◆ **Directions for this task**
Reproduce all records verbatim.

◆ **Raw data**
-- BEGIN --
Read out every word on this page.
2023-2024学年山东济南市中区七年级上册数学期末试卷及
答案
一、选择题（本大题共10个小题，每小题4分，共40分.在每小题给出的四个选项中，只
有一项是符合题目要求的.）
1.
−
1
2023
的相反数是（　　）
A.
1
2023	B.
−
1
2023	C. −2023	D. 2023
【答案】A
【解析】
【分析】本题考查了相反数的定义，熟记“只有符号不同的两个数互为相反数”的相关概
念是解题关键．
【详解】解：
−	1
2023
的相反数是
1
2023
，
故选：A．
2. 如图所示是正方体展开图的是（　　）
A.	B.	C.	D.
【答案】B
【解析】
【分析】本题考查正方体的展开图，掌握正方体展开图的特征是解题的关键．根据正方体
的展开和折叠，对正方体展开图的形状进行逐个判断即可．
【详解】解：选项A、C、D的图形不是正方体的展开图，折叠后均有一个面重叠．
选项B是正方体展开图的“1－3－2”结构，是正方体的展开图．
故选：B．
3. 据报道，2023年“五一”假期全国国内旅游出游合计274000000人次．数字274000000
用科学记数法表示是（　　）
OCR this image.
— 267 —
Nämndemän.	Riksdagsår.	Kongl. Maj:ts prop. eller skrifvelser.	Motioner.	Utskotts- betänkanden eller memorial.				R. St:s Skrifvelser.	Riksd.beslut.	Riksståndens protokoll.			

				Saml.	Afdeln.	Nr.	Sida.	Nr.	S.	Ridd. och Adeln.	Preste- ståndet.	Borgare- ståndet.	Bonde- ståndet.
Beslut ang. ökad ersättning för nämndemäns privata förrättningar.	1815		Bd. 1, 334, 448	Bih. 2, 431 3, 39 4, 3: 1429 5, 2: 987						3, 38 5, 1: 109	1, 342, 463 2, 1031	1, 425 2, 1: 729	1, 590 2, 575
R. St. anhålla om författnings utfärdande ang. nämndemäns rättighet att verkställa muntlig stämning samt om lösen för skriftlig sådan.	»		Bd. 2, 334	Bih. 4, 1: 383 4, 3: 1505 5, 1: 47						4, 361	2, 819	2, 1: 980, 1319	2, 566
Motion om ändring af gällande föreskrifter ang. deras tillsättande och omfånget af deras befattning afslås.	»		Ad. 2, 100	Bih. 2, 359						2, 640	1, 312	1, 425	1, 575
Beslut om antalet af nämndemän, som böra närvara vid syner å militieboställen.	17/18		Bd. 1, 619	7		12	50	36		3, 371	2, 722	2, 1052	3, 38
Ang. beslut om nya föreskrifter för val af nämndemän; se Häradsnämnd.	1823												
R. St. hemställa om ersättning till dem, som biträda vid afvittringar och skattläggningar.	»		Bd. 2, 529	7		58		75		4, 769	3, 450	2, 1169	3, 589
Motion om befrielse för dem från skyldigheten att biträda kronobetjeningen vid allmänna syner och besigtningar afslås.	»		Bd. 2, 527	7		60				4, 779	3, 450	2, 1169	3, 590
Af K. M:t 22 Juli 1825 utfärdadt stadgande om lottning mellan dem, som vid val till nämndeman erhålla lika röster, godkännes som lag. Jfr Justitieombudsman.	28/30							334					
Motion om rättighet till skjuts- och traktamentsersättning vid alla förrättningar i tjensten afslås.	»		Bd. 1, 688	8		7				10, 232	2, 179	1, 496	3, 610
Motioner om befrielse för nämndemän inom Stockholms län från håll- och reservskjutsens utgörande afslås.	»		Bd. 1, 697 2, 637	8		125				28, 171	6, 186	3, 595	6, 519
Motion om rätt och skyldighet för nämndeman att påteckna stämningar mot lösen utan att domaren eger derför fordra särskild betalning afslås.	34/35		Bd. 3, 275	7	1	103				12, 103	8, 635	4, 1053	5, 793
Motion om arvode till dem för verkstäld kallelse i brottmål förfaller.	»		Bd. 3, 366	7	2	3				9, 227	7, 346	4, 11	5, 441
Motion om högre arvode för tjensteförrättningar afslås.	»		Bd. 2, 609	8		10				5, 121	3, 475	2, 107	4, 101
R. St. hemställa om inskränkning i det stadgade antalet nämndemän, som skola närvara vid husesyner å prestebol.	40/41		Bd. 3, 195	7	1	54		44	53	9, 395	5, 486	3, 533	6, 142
-- END --
◆ **The completed task**
Read out every word on this page.
2023-2024学年山东济南市中区七年级上册数学期末试卷及
答案
一、选择题（本大题共10个小题，每小题4分，共40分.在每小题给出的四个选项中，只
有一项是符合题目要求的.）
1.
−
1
2023
的相反数是（　　）
A.
1
2023	B.
−
1
2023	C. −2023	D. 2023
【答案】A
【解析】
【分析】本题考查了相反数的定义，熟记“只有符号不同的两个数互为相反数”的相关概
念是解题关键．
【详解】解：
−	1
2023
的相反数是
1
2023
，
故选：A．
2. 如图所示是正方体展开图的是（　　）
A.	B.	C.	D.
【答案】B
【解析】
【分析】本题考查正方体的展开图，掌握正方体展开图的特征是解题的关键．根据正方体
的展开和折叠，对正方体展开图的形状进行逐个判断即可．
【详解】解：选项A、C、D的图形不是正方体的展开图，折叠后均有一个面重叠．
选项B是正方体展开图的“1－3－2”结构，是正方体的展开图．
故选：B．
3. 据报道，2023年“五一”假期全国国内旅游出游合计274000000人次．数字274000000
用科学记数法表示是（　　）
OCR this image.
— 267 —
Nämndemän.	Riksdagsår.	Kongl. Maj:ts prop. eller skrifvelser.	Motioner.	Utskotts- betänkanden eller memorial.				R. St:s Skrifvelser.	Riksd.beslut.	Riksståndens protokoll.			

				Saml.	Afdeln.	Nr.	Sida.	Nr.	S.	Ridd. och Adeln.	Preste- ståndet.	Borgare- ståndet.	Bonde- ståndet.
Beslut ang. ökad ersättning för nämndemäns privata förrättningar.	1815		Bd. 1, 334, 448	Bih. 2, 431 3, 39 4, 3: 1429 5, 2: 987						3, 38 5, 1: 109	1, 342, 463 2, 1031	1, 425 2, 1: 729	1, 590 2, 575
R. St. anhålla om författnings utfärdande ang. nämndemäns rättighet att verkställa muntlig stämning samt om lösen för skriftlig sådan.	»		Bd. 2, 334	Bih. 4, 1: 383 4, 3: 1505 5, 1: 47						4, 361	2, 819	2, 1: 980, 1319	2, 566
Motion om ändring af gällande föreskrifter ang. deras tillsättande och omfånget af deras befattning afslås.	»		Ad. 2, 100	Bih. 2, 359						2, 640	1, 312	1, 425	1, 575
Beslut om antalet af nämndemän, som böra närvara vid syner å militieboställen.	17/18		Bd. 1, 619	7		12	50	36		3, 371	2, 722	2, 1052	3, 38
Ang. beslut om nya föreskrifter för val af nämndemän; se Häradsnämnd.	1823												
R. St. hemställa om ersättning till dem, som biträda vid afvittringar och skattläggningar.	»		Bd. 2, 529	7		58		75		4, 769	3, 450	2, 1169	3, 589
Motion om befrielse för dem från skyldigheten att biträda kronobetjeningen vid allmänna syner och besigtningar afslås.	»		Bd. 2, 527	7		60				4, 779	3, 450	2, 1169	3, 590
Af K. M:t 22 Juli 1825 utfärdadt stadgande om lottning mellan dem, som vid val till nämndeman erhålla lika röster, godkännes som lag. Jfr Justitieombudsman.	28/30							334					
Motion om rättighet till skjuts- och traktamentsersättning vid alla förrättningar i tjensten afslås.	»		Bd. 1, 688	8		7				10, 232	2, 179	1, 496	3, 610
Motioner om befrielse för nämndemän inom Stockholms län från håll- och reservskjutsens utgörande afslås.	»		Bd. 1, 697 2, 637	8		125				28, 171	6, 186	3, 595	6, 519
Motion om rätt och skyldighet för nämndeman att påteckna stämningar mot lösen utan att domaren eger derför fordra särskild betalning afslås.	34/35		Bd. 3, 275	7	1	103				12, 103	8, 635	4, 1053	5, 793
Motion om arvode till dem för verkstäld kallelse i brottmål förfaller.	»		Bd. 3, 366	7	2	3				9, 227	7, 346	4, 11	5, 441
Motion om högre arvode för tjensteförrättningar afslås.	»		Bd. 2, 609	8		10				5, 121	3, 475	2, 107	4, 101
R. St. hemställa om inskränkning i det stadgade antalet nämndemän, som skola närvara vid husesyner å prestebol.	40/41		Bd. 3, 195	7	1	54		44	53	9, 395	5, 486	3, 533	6, 142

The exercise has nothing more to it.